We note changes made to the operating system and how those changes may affect your experience using the phone. Some operating systems (Android) allow every manufacturer to tinker and toy with the way the OS looks and works, creating subclasses of operating systems with names like Samsung TouchWiz and HTC Sense. We tell you when a particular modification may get in your way or not deliver on its own promises. Manufacturers and wireless carriers also regularly install a number of apps on phones. Some are useful, but others are put on the phone to make a few quick bucks. We note when it’s possible to remove this “bloatware” and which of it may get in your way.
When the operating system is affected by external factors, for example, a touchscreen that is unresponsive or too large, we note this as well.
While a smartphone camera certainly doesn’t compare to a DSLR, more and more people are using their phones as their primary camera. As such, we’ve ramped up our testing of smartphone cameras in the last year. We have a standard set of shots that we take with each device, including macro, landscape, portrait, outdoor, indoor, night, low lighting, and shots with the LED flash (assuming the device has one). We also do some light examination of said shots on a PC to look for things like red-eye reduction, detail, and color saturation. We also note the speed of the shutter, accuracy of autofocus, how well the camera app operates, special options available, and record some video to make sure that it records moving images just as well.
Though talking almost seems like a minor thing we do on our phones these days, we do test the audio quality during voice calls. We test how clear the audio is that we hear from the handset and how well we sound to others during a call. The speaker phone is also tested. We don’t use any peripherals during these tests, like Bluetooth headsets, unless that is a special feature of the phone.
Data speedsThough data speeds are heavily affected by the coverage in your area, we test every phone to see what data speeds it achieves using benchmarks like Speedtest.net on the network and note what level of connection is available to any one device. Can it connect to 4G LTE, 3G, HSPA+? These are all relevant to you, whether you want to know the details or not.

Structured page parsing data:
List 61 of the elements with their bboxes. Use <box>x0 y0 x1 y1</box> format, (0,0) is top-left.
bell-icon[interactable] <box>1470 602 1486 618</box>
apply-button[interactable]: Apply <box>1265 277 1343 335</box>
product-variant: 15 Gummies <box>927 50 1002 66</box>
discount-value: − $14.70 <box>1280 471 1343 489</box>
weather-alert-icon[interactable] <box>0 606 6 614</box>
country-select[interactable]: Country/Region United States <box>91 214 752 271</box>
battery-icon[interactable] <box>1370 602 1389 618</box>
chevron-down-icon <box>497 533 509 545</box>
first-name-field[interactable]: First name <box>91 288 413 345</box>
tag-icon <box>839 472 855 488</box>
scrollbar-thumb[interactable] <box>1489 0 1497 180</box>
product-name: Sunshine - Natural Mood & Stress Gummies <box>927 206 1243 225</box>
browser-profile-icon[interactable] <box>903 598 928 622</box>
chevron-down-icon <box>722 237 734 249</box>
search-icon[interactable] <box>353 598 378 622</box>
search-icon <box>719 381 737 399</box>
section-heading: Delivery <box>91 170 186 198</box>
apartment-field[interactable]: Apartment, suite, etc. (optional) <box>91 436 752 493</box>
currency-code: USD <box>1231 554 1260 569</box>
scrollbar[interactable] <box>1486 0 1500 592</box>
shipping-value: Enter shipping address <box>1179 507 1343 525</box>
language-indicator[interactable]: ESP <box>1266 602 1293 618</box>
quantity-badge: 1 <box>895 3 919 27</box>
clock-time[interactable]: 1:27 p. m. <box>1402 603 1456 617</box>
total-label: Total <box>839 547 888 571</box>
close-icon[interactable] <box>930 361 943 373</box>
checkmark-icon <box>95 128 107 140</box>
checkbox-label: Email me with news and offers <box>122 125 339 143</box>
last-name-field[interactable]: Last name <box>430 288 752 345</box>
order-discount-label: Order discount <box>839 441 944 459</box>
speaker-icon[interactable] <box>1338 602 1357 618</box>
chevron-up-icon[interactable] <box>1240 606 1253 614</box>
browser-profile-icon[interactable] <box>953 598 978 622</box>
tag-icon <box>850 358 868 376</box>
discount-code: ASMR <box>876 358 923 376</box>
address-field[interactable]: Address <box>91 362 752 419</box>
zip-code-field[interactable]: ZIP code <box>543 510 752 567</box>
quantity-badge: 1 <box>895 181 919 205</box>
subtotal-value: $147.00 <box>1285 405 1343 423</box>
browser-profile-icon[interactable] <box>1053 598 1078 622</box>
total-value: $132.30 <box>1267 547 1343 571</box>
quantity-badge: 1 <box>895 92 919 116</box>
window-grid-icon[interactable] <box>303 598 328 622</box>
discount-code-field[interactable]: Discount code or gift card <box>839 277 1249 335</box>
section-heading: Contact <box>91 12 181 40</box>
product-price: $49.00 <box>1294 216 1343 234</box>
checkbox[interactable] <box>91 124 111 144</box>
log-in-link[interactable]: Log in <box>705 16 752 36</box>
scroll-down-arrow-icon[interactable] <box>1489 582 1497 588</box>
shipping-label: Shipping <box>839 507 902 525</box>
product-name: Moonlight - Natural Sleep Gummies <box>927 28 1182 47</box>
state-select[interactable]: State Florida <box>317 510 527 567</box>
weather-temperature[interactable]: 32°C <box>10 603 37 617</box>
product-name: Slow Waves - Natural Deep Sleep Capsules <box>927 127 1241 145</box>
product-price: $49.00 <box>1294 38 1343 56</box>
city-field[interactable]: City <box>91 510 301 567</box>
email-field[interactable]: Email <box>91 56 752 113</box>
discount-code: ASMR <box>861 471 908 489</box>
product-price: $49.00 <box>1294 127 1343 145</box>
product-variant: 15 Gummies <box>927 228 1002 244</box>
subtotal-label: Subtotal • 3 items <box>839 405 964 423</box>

List of tasks:
a – According to the phone-testing text, which peripherals go unused during the voice-call tests unless they are a special feature of the phone?
b – Carry on the text about how phones are tested from the point where it stops.

Task-by-task results:
a – Bluetooth headsets.

b –
We currently do not perform specific battery rundown tests, but instead try to see how well a phone performs in real-world usage. When we review a phone, we try to use that phone as our primary device for a few days (or longer) to see how long it can hold a charge while on idle, when using navigation (GPS) services, using data intensive apps, on Wi-Fi, streaming over Bluetooth, and many other tasks. While this is not a scientific test in a lab, our goal is to try the phone with moderate and heavy usage to see how long the battery holds up.
Price plays a small factor in our reviews, particularly when an item is especially expensive or cheap. We tend to evaluate more expensive models on a higher scale. If they cost more money, they should live up to a higher standard. Having said that, a cheap phone that doesn’t provide adequate features or performance is no better. As much as we wish we didn’t have to factor price into the equation, it plays a role.
After evaluating each section of a phone, we note the major positives and negatives in the final section of the review and provide our opinion on whether the device is worth your time and money. We attempt to grade each device on its own merits, but if there are other devices that provide better functionality (maybe for less money), it is our job to inform you of better options.
As always, we value reader feedback and will take comments, requests, and questions into consideration as we continually refine our testing processes.